##### GIVEN RECORDS #####
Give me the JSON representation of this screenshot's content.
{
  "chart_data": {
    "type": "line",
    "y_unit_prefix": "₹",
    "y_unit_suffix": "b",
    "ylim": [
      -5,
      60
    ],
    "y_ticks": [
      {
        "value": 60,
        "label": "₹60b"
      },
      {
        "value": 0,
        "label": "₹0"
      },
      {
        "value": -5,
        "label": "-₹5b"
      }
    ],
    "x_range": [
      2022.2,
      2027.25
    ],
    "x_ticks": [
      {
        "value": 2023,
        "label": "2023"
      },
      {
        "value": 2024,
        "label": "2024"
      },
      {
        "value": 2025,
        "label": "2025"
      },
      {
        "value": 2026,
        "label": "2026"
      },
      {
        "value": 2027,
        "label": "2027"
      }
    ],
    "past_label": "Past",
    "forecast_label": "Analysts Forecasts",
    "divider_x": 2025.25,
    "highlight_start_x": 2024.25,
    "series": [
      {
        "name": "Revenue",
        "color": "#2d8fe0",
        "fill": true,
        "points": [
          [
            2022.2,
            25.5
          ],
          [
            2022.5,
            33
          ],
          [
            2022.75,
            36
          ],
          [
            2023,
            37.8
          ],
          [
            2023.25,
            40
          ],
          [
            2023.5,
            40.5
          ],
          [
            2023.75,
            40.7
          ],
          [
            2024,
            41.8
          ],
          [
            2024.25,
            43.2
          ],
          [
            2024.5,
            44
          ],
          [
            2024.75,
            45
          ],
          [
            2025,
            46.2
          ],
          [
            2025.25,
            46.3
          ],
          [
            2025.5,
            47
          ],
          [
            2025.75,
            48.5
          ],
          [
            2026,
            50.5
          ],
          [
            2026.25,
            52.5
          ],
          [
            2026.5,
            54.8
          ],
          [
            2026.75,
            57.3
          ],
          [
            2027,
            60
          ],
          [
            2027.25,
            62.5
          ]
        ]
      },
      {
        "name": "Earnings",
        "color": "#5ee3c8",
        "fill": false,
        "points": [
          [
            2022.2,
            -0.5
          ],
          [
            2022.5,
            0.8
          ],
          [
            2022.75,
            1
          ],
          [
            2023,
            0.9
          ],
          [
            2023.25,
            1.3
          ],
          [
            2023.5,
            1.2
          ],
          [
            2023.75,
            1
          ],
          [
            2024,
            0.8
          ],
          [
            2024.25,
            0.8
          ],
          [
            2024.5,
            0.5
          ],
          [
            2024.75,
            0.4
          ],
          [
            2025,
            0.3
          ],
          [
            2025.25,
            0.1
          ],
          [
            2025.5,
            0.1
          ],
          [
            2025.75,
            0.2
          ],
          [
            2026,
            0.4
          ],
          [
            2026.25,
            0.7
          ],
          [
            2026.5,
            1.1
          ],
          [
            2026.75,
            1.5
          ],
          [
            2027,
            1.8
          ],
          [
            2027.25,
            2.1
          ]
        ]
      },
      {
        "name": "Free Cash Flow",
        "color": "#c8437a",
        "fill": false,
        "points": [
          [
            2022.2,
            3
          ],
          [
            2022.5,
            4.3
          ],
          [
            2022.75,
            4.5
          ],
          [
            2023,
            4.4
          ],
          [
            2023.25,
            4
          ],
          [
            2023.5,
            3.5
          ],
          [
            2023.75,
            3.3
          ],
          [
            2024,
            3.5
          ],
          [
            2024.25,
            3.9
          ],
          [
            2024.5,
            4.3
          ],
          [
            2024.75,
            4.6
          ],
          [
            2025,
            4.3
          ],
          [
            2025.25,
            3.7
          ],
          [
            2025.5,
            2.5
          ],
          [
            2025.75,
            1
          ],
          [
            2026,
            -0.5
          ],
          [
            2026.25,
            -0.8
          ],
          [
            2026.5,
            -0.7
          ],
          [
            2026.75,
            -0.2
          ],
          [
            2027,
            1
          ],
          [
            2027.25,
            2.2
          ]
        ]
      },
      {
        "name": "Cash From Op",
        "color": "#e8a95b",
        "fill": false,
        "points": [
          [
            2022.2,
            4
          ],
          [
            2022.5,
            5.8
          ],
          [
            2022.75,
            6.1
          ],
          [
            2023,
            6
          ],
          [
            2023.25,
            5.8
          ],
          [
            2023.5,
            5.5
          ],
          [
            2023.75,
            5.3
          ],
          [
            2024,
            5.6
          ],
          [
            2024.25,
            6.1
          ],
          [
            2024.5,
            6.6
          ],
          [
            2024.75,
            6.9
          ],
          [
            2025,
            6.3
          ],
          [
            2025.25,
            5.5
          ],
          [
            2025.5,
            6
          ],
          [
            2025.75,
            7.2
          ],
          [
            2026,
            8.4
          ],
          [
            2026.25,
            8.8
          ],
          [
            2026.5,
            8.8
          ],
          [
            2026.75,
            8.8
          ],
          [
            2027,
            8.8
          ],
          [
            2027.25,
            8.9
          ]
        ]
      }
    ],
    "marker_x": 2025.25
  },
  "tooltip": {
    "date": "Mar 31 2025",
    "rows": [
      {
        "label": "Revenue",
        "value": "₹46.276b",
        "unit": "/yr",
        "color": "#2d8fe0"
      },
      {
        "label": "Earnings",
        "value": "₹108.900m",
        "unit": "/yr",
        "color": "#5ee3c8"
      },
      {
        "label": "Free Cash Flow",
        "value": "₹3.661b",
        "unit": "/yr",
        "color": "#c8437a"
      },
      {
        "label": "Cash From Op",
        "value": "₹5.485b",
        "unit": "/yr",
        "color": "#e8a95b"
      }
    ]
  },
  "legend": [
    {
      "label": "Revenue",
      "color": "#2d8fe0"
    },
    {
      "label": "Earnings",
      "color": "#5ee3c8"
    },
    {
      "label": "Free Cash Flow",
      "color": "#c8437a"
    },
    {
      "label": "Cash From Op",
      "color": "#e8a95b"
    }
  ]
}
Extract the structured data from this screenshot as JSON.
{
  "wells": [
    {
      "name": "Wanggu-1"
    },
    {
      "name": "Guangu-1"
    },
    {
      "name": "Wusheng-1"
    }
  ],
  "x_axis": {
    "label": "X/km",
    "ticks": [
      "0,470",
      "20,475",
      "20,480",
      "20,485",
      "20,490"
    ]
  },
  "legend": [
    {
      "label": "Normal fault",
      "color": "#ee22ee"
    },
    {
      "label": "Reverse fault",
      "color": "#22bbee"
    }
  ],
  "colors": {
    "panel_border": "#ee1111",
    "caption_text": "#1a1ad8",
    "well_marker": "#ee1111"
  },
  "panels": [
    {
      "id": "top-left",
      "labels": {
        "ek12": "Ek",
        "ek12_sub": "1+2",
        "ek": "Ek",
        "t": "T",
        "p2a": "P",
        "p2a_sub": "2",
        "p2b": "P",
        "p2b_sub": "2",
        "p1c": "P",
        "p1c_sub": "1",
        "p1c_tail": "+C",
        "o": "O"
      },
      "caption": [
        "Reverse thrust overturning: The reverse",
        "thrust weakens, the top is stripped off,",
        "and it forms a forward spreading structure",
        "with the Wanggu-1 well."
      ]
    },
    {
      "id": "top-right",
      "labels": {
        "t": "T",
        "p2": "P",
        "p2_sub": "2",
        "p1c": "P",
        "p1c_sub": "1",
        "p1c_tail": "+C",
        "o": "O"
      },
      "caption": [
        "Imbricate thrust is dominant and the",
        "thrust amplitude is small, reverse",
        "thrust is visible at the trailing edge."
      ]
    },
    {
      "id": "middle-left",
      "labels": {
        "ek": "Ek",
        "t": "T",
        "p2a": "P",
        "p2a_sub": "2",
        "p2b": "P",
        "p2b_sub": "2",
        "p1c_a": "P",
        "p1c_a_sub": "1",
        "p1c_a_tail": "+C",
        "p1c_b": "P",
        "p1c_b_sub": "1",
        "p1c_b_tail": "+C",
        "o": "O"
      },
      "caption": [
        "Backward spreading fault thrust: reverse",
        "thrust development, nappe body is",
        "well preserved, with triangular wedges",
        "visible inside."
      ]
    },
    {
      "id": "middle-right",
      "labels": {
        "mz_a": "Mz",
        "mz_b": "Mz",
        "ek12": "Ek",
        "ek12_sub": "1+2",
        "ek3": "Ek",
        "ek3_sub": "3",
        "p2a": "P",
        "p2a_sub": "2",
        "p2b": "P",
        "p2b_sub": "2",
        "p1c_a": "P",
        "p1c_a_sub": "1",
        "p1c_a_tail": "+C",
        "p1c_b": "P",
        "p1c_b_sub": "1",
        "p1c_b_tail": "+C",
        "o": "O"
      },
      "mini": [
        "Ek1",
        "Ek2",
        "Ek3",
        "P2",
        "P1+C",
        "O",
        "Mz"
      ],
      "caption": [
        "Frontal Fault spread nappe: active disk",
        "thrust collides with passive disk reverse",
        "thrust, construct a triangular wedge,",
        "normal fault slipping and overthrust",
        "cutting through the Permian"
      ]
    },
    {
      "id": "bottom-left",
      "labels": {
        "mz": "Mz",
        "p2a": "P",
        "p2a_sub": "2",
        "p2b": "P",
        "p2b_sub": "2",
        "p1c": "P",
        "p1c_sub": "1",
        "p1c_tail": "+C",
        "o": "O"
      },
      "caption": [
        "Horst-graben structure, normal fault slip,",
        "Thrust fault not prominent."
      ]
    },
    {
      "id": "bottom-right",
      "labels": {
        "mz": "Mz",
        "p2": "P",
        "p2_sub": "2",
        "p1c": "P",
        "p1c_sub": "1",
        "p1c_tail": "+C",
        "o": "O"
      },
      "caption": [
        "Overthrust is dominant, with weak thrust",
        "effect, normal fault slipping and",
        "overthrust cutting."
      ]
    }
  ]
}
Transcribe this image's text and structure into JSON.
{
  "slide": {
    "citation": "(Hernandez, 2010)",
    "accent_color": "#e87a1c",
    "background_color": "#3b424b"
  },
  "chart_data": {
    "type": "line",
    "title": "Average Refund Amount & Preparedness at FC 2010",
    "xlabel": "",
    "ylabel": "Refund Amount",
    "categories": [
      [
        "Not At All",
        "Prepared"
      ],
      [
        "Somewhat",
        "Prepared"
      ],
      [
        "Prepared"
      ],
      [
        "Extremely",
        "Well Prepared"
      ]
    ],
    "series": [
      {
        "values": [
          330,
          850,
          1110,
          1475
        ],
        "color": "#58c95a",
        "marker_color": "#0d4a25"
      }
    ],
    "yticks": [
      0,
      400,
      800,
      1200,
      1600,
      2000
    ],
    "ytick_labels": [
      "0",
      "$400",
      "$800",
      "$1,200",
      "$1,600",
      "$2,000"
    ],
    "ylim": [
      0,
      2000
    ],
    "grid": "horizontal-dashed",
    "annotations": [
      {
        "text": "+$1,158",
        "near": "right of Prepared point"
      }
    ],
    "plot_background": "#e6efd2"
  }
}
#####
DIRECTION: Using the listing, collect all lines in which the string "this" is found.

WRITTEN ANSWER:
Give me the JSON representation of this screenshot's content.
Extract the structured data from this screenshot as JSON.
Transcribe this image's text and structure into JSON.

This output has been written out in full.